- About this exercise
Give back each entry unchanged, minus pictures.

============

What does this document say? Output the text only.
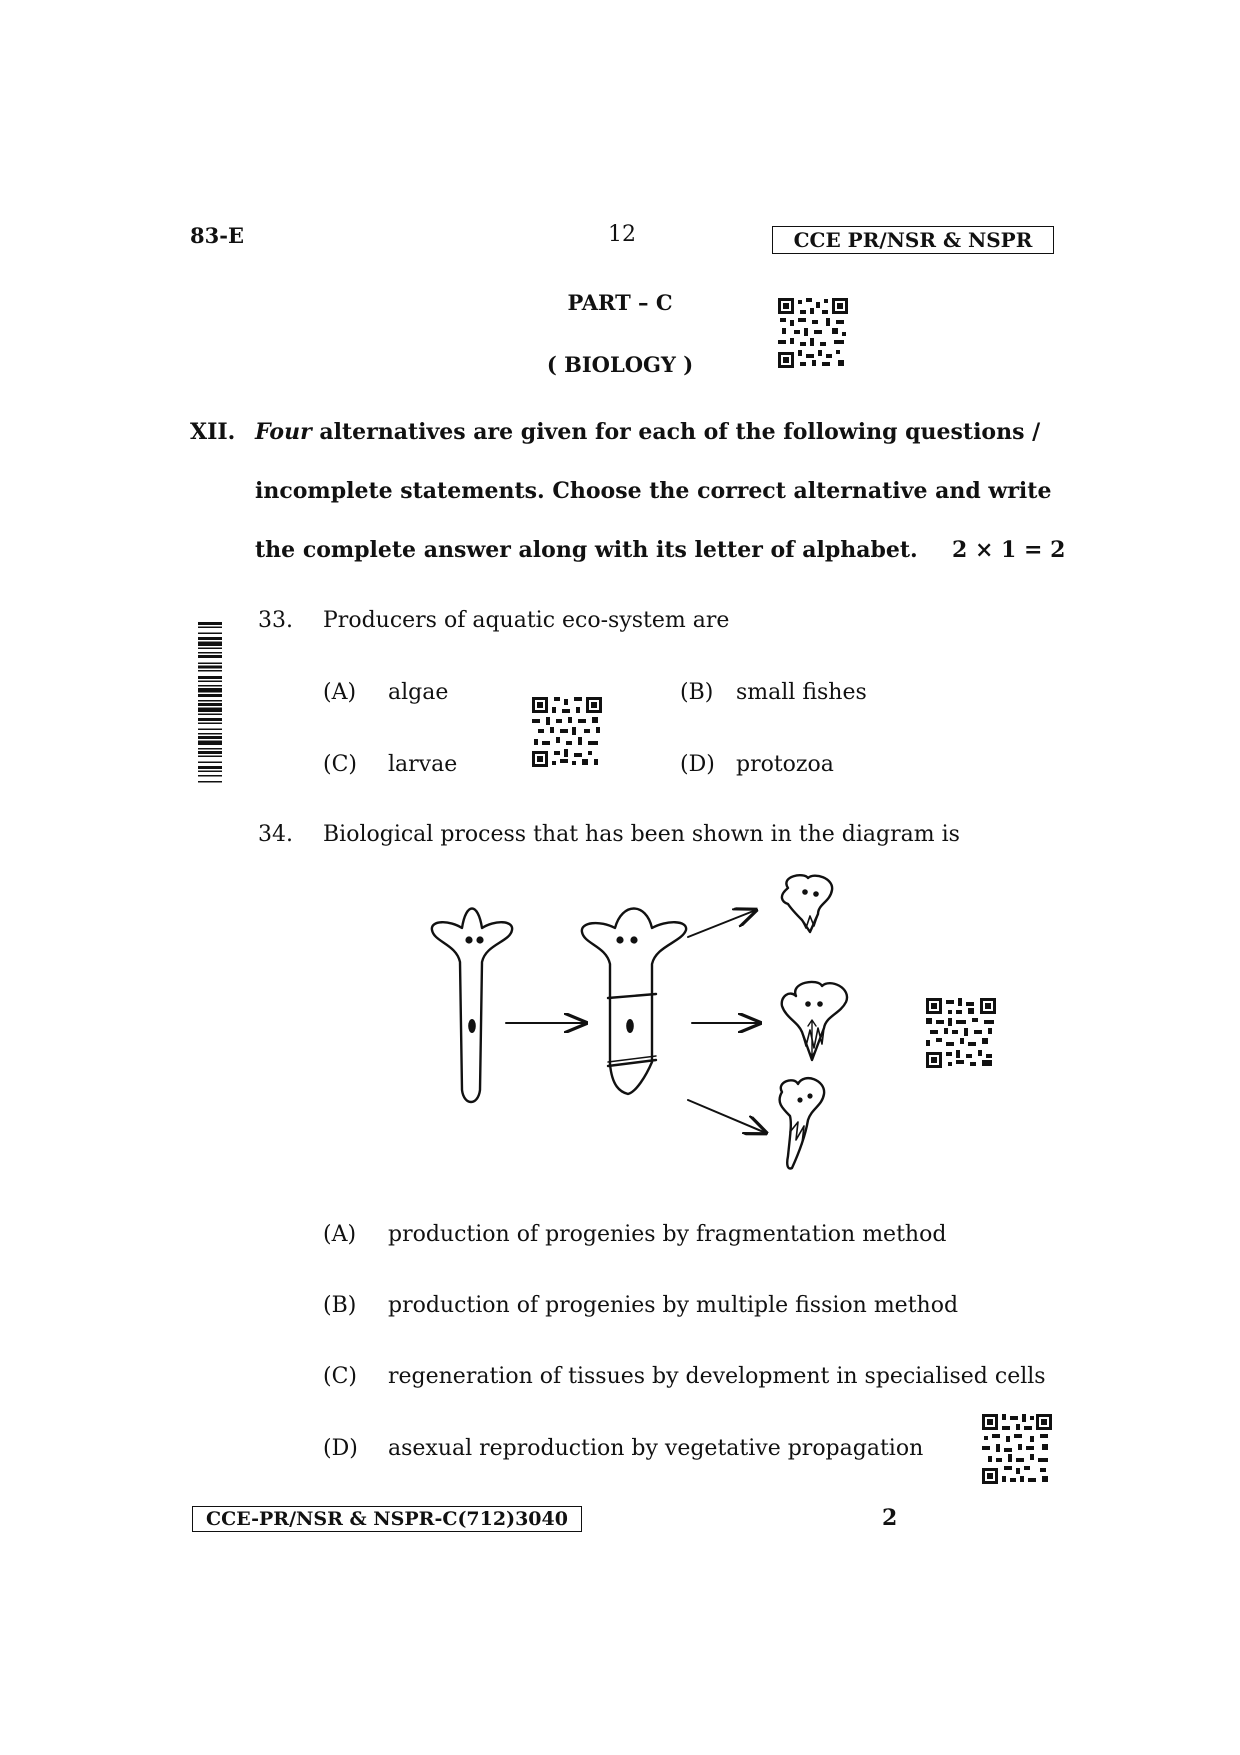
83-E	12	CCE PR/NSR & NSPR
PART – C
( BIOLOGY )
XII. Four alternatives are given for each of the following questions /
incomplete statements. Choose the correct alternative and write
the complete answer along with its letter of alphabet.	2 × 1 = 2
33. Producers of aquatic eco-system are
(A) algae	(B) small fishes
(C) larvae	(D) protozoa
34. Biological process that has been shown in the diagram is
(A) production of progenies by fragmentation method
(B) production of progenies by multiple fission method
(C) regeneration of tissues by development in specialised cells
(D) asexual reproduction by vegetative propagation
CCE-PR/NSR & NSPR-C(712)3040	2
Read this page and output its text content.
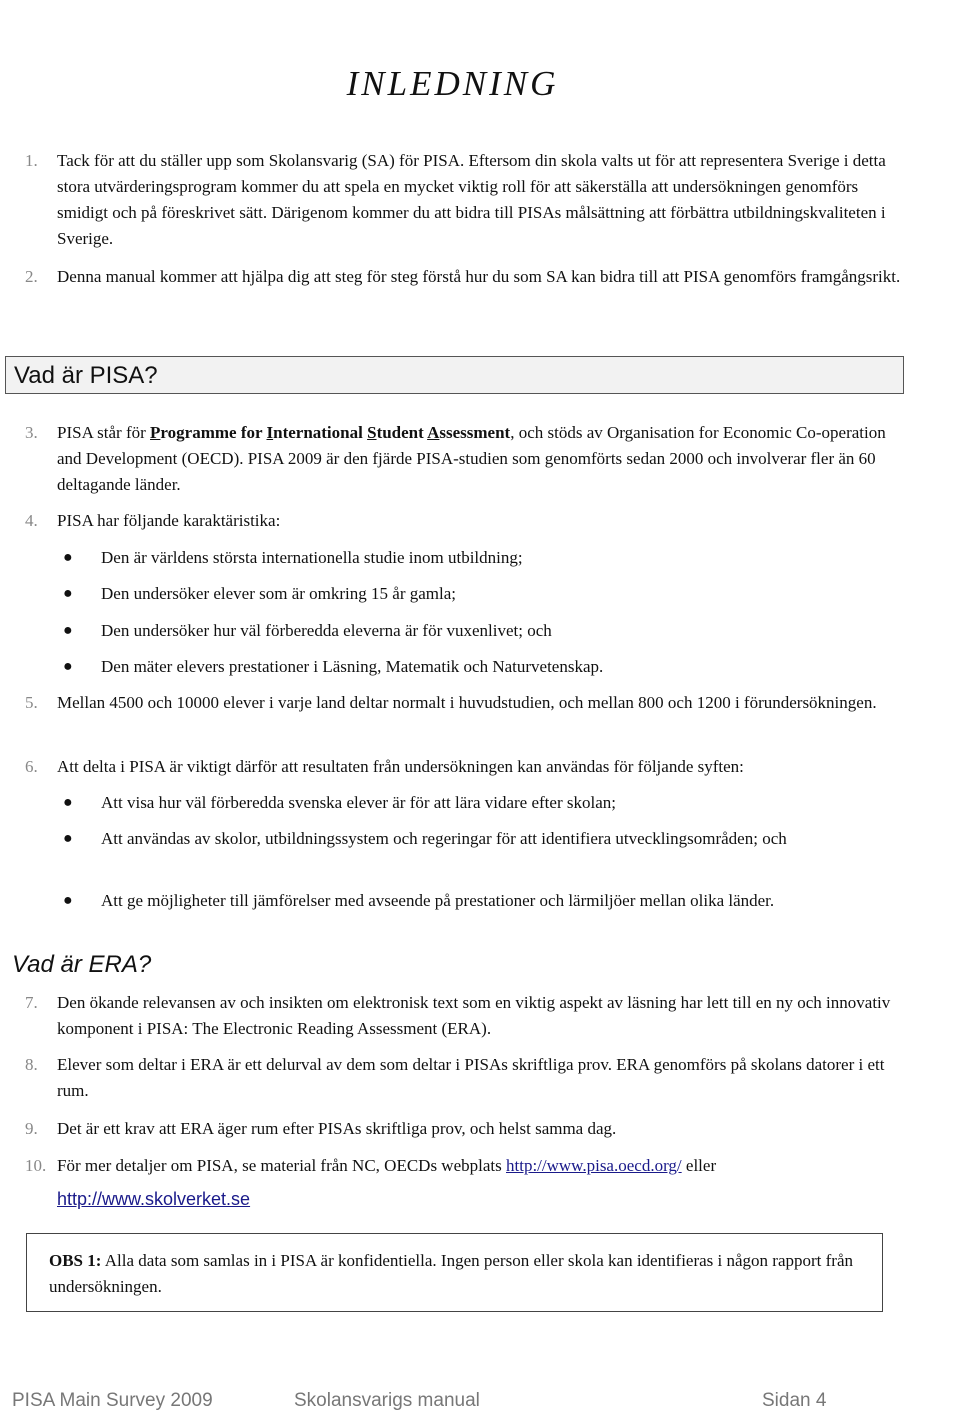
INLEDNING
1. Tack för att du ställer upp som Skolansvarig (SA) för PISA. Eftersom din skola valts ut för att representera Sverige i detta stora utvärderingsprogram kommer du att spela en mycket viktig roll för att säkerställa att undersökningen genomförs smidigt och på föreskrivet sätt. Därigenom kommer du att bidra till PISAs målsättning att förbättra utbildningskvaliteten i Sverige.
2. Denna manual kommer att hjälpa dig att steg för steg förstå hur du som SA kan bidra till att PISA genomförs framgångsrikt.
Vad är PISA?
3. PISA står för Programme for International Student Assessment, och stöds av Organisation for Economic Co-operation and Development (OECD). PISA 2009 är den fjärde PISA-studien som genomförts sedan 2000 och involverar fler än 60 deltagande länder.
4. PISA har följande karaktäristika:
● Den är världens största internationella studie inom utbildning;
● Den undersöker elever som är omkring 15 år gamla;
● Den undersöker hur väl förberedda eleverna är för vuxenlivet; och
● Den mäter elevers prestationer i Läsning, Matematik och Naturvetenskap.
5. Mellan 4500 och 10000 elever i varje land deltar normalt i huvudstudien, och mellan 800 och 1200 i förundersökningen.
6. Att delta i PISA är viktigt därför att resultaten från undersökningen kan användas för följande syften:
● Att visa hur väl förberedda svenska elever är för att lära vidare efter skolan;
● Att användas av skolor, utbildningssystem och regeringar för att identifiera utvecklingsområden; och
● Att ge möjligheter till jämförelser med avseende på prestationer och lärmiljöer mellan olika länder.
Vad är ERA?
7. Den ökande relevansen av och insikten om elektronisk text som en viktig aspekt av läsning har lett till en ny och innovativ komponent i PISA: The Electronic Reading Assessment (ERA).
8. Elever som deltar i ERA är ett delurval av dem som deltar i PISAs skriftliga prov. ERA genomförs på skolans datorer i ett rum.
9. Det är ett krav att ERA äger rum efter PISAs skriftliga prov, och helst samma dag.
10. För mer detaljer om PISA, se material från NC, OECDs webplats http://www.pisa.oecd.org/ eller
http://www.skolverket.se
OBS 1: Alla data som samlas in i PISA är konfidentiella. Ingen person eller skola kan identifieras i någon rapport från undersökningen.
PISA Main Survey 2009	Skolansvarigs manual	Sidan 4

============

- Exercise output
What does this document say? Output the text only.
83-E	12	CCE PR/NSR & NSPR
PART – C
( BIOLOGY )
XII. Four alternatives are given for each of the following questions /
incomplete statements. Choose the correct alternative and write
the complete answer along with its letter of alphabet.	2 × 1 = 2
33. Producers of aquatic eco-system are
(A) algae	(B) small fishes
(C) larvae	(D) protozoa
34. Biological process that has been shown in the diagram is
(A) production of progenies by fragmentation method
(B) production of progenies by multiple fission method
(C) regeneration of tissues by development in specialised cells
(D) asexual reproduction by vegetative propagation
CCE-PR/NSR & NSPR-C(712)3040	2
Read this page and output its text content.
INLEDNING
1. Tack för att du ställer upp som Skolansvarig (SA) för PISA. Eftersom din skola valts ut för att representera Sverige i detta stora utvärderingsprogram kommer du att spela en mycket viktig roll för att säkerställa att undersökningen genomförs smidigt och på föreskrivet sätt. Därigenom kommer du att bidra till PISAs målsättning att förbättra utbildningskvaliteten i Sverige.
2. Denna manual kommer att hjälpa dig att steg för steg förstå hur du som SA kan bidra till att PISA genomförs framgångsrikt.
Vad är PISA?
3. PISA står för Programme for International Student Assessment, och stöds av Organisation for Economic Co-operation and Development (OECD). PISA 2009 är den fjärde PISA-studien som genomförts sedan 2000 och involverar fler än 60 deltagande länder.
4. PISA har följande karaktäristika:
● Den är världens största internationella studie inom utbildning;
● Den undersöker elever som är omkring 15 år gamla;
● Den undersöker hur väl förberedda eleverna är för vuxenlivet; och
● Den mäter elevers prestationer i Läsning, Matematik och Naturvetenskap.
5. Mellan 4500 och 10000 elever i varje land deltar normalt i huvudstudien, och mellan 800 och 1200 i förundersökningen.
6. Att delta i PISA är viktigt därför att resultaten från undersökningen kan användas för följande syften:
● Att visa hur väl förberedda svenska elever är för att lära vidare efter skolan;
● Att användas av skolor, utbildningssystem och regeringar för att identifiera utvecklingsområden; och
● Att ge möjligheter till jämförelser med avseende på prestationer och lärmiljöer mellan olika länder.
Vad är ERA?
7. Den ökande relevansen av och insikten om elektronisk text som en viktig aspekt av läsning har lett till en ny och innovativ komponent i PISA: The Electronic Reading Assessment (ERA).
8. Elever som deltar i ERA är ett delurval av dem som deltar i PISAs skriftliga prov. ERA genomförs på skolans datorer i ett rum.
9. Det är ett krav att ERA äger rum efter PISAs skriftliga prov, och helst samma dag.
10. För mer detaljer om PISA, se material från NC, OECDs webplats http://www.pisa.oecd.org/ eller
http://www.skolverket.se
OBS 1: Alla data som samlas in i PISA är konfidentiella. Ingen person eller skola kan identifieras i någon rapport från undersökningen.
PISA Main Survey 2009	Skolansvarigs manual	Sidan 4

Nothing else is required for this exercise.